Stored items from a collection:
★ ★ ★

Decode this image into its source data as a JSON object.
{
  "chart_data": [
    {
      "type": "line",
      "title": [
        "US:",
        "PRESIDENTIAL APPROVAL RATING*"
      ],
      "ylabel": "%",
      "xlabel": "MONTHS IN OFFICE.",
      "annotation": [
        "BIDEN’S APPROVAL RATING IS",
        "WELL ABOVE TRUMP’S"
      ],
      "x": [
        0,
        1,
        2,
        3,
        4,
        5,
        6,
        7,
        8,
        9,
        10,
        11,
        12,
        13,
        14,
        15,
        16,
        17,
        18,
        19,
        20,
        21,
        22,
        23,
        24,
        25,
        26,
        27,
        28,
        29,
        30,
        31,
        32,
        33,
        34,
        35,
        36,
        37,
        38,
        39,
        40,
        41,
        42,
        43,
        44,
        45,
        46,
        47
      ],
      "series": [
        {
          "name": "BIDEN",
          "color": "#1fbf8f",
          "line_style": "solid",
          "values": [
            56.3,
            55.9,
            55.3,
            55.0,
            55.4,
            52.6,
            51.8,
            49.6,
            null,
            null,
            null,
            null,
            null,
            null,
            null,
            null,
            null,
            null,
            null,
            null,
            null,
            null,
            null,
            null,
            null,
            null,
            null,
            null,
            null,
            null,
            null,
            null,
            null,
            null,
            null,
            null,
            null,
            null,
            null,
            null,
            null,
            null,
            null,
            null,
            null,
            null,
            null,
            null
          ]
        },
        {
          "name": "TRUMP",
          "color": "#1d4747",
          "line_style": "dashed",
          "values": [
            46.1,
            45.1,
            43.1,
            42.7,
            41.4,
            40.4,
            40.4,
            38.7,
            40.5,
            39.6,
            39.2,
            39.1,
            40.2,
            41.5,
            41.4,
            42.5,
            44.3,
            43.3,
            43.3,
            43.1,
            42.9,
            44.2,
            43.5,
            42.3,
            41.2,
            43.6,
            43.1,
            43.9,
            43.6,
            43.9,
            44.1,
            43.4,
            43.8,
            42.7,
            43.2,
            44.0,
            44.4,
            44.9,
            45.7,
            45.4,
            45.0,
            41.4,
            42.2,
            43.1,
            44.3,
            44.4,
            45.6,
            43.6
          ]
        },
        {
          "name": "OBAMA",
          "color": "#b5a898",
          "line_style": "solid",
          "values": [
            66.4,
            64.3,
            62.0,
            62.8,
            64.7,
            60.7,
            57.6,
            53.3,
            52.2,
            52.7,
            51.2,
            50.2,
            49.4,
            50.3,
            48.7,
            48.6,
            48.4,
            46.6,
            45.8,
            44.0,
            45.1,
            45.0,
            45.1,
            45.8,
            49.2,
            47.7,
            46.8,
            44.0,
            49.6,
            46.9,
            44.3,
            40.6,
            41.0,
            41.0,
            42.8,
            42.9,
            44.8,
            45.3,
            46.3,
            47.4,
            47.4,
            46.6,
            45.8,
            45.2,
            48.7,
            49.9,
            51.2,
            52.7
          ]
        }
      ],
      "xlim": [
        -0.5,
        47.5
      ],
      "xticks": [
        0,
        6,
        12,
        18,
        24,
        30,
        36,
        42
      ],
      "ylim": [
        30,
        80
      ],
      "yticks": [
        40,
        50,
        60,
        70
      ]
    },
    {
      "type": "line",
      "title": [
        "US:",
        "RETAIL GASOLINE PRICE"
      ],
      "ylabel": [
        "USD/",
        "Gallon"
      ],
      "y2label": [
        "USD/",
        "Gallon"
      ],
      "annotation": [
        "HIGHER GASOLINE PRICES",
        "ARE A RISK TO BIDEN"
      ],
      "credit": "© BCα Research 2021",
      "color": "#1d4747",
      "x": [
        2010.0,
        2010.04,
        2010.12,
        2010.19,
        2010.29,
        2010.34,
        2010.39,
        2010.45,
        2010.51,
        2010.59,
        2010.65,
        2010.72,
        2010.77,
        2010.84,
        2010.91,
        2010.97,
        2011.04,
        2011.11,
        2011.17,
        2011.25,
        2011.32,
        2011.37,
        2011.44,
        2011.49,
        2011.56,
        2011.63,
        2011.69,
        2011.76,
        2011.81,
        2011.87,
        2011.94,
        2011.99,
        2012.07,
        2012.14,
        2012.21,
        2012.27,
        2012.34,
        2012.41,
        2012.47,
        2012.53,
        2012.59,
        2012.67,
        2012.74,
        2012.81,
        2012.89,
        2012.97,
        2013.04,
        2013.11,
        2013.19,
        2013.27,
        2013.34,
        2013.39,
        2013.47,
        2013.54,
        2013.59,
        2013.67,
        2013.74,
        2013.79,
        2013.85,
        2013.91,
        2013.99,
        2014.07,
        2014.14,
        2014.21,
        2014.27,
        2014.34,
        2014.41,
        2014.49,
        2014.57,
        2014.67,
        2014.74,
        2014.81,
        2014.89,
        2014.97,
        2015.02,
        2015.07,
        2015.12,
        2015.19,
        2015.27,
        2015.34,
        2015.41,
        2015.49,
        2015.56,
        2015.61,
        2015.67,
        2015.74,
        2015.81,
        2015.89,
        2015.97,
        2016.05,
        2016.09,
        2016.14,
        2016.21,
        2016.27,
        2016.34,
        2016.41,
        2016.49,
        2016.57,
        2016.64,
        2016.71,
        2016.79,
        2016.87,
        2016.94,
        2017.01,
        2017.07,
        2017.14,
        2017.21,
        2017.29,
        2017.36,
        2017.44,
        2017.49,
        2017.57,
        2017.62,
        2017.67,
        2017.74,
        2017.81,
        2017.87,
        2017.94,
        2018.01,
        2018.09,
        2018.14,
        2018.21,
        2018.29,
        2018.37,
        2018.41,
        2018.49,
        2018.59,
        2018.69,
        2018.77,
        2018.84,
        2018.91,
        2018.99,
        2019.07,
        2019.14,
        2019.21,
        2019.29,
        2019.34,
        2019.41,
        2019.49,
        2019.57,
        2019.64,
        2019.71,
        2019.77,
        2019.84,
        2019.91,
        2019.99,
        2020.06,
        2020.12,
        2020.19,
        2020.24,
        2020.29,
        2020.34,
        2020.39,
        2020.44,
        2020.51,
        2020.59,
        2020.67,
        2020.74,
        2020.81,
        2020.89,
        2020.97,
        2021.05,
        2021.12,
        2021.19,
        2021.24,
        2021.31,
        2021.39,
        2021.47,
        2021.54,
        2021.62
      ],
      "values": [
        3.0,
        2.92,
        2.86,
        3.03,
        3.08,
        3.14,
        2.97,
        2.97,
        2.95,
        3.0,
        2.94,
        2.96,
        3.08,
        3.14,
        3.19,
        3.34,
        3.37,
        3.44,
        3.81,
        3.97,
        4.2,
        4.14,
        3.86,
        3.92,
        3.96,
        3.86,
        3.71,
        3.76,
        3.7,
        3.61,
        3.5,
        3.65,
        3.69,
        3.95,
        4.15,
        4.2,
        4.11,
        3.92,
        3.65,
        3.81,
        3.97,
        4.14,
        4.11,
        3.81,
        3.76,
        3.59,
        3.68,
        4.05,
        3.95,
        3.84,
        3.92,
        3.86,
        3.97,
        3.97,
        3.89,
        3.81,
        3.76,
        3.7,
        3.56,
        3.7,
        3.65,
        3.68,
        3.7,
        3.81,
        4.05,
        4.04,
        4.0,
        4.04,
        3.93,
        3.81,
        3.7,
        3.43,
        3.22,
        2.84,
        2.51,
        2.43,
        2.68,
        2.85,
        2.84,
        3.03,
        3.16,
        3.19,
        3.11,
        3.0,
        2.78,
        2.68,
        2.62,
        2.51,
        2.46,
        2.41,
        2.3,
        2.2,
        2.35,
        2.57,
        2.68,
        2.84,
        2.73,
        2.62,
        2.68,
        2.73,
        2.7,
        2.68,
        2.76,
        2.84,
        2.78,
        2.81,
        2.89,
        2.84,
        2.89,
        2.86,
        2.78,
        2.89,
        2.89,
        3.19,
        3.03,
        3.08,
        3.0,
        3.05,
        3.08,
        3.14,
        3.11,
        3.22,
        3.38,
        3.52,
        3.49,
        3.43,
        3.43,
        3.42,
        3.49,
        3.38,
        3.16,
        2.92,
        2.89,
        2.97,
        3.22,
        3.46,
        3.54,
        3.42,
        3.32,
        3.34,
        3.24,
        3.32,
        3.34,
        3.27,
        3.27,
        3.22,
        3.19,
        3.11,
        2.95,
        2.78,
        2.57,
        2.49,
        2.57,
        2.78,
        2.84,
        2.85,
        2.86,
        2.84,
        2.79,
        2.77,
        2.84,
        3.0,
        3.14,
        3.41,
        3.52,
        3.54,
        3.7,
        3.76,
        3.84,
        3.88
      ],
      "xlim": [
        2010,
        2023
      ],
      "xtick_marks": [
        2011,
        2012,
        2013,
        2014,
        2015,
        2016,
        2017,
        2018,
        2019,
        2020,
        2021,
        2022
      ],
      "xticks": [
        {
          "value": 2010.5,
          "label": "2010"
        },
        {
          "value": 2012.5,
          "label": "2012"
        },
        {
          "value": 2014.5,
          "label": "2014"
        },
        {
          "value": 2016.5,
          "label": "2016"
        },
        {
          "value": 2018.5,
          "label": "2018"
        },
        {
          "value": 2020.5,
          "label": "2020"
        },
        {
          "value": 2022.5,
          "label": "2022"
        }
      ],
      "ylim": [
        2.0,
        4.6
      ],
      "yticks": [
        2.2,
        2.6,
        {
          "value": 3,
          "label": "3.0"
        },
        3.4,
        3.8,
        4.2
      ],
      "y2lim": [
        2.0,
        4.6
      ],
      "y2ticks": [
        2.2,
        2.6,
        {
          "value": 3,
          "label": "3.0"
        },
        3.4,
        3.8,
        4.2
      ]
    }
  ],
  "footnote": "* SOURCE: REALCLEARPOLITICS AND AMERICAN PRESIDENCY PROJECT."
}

★ ★ ★

**Instructions to follow**:
From the listing, copy every line where the string "BIDEN" appears.

**Solution to the exercise**:
        "BIDEN’S APPROVAL RATING IS",
          "name": "BIDEN",
        "ARE A RISK TO BIDEN"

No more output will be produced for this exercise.